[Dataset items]
<<<<
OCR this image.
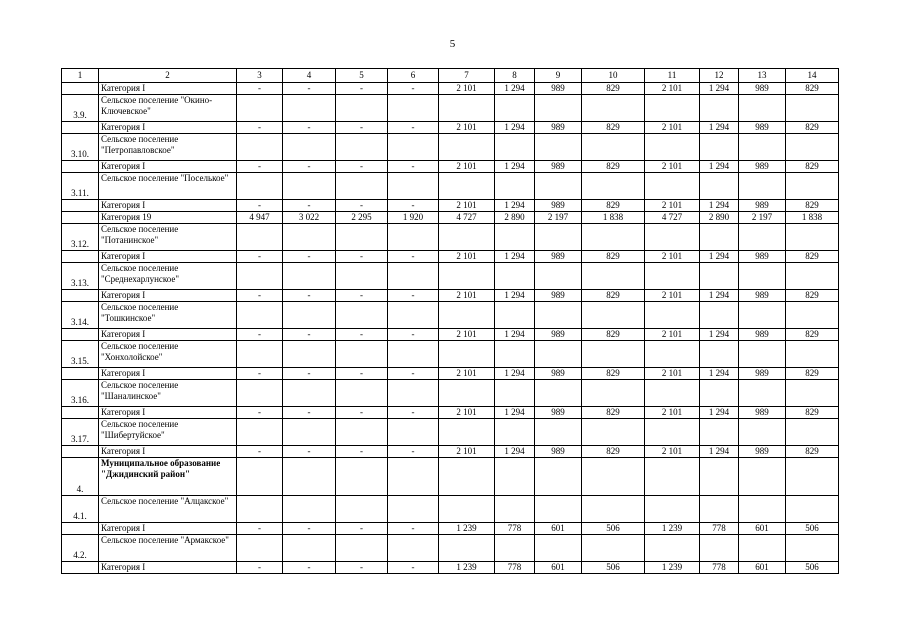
5
1	2	3	4	5	6	7	8	9	10	11	12	13	14
	Категория I	-	-	-	-	2 101	1 294	989	829	2 101	1 294	989	829
3.9.	Сельское поселение "Окино-Ключевское"												
	Категория I	-	-	-	-	2 101	1 294	989	829	2 101	1 294	989	829
3.10.	Сельское поселение "Петропавловское"												
	Категория I	-	-	-	-	2 101	1 294	989	829	2 101	1 294	989	829
3.11.	Сельское поселение "Поселькое"												
	Категория I	-	-	-	-	2 101	1 294	989	829	2 101	1 294	989	829
	Категория 19	4 947	3 022	2 295	1 920	4 727	2 890	2 197	1 838	4 727	2 890	2 197	1 838
3.12.	Сельское поселение "Потанинское"												
	Категория I	-	-	-	-	2 101	1 294	989	829	2 101	1 294	989	829
3.13.	Сельское поселение "Среднехарлунское"												
	Категория I	-	-	-	-	2 101	1 294	989	829	2 101	1 294	989	829
3.14.	Сельское поселение "Тошкинское"												
	Категория I	-	-	-	-	2 101	1 294	989	829	2 101	1 294	989	829
3.15.	Сельское поселение "Хонхолойское"												
	Категория I	-	-	-	-	2 101	1 294	989	829	2 101	1 294	989	829
3.16.	Сельское поселение "Шаналинское"												
	Категория I	-	-	-	-	2 101	1 294	989	829	2 101	1 294	989	829
3.17.	Сельское поселение "Шибертуйское"												
	Категория I	-	-	-	-	2 101	1 294	989	829	2 101	1 294	989	829
4.	Муниципальное образование "Джидинский район"												
4.1.	Сельское поселение "Алцакское"												
	Категория I	-	-	-	-	1 239	778	601	506	1 239	778	601	506
4.2.	Сельское поселение "Армакское"												
	Категория I	-	-	-	-	1 239	778	601	506	1 239	778	601	506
>>>>
§ **Your objective**
Extract every line containing the string "Сельское" from the data above.

§ **Response to the task**
3.9.	Сельское поселение "Окино-Ключевское"												
3.10.	Сельское поселение "Петропавловское"												
3.11.	Сельское поселение "Поселькое"												
3.12.	Сельское поселение "Потанинское"												
3.13.	Сельское поселение "Среднехарлунское"												
3.14.	Сельское поселение "Тошкинское"												
3.15.	Сельское поселение "Хонхолойское"												
3.16.	Сельское поселение "Шаналинское"												
3.17.	Сельское поселение "Шибертуйское"												
4.1.	Сельское поселение "Алцакское"												
4.2.	Сельское поселение "Армакское"												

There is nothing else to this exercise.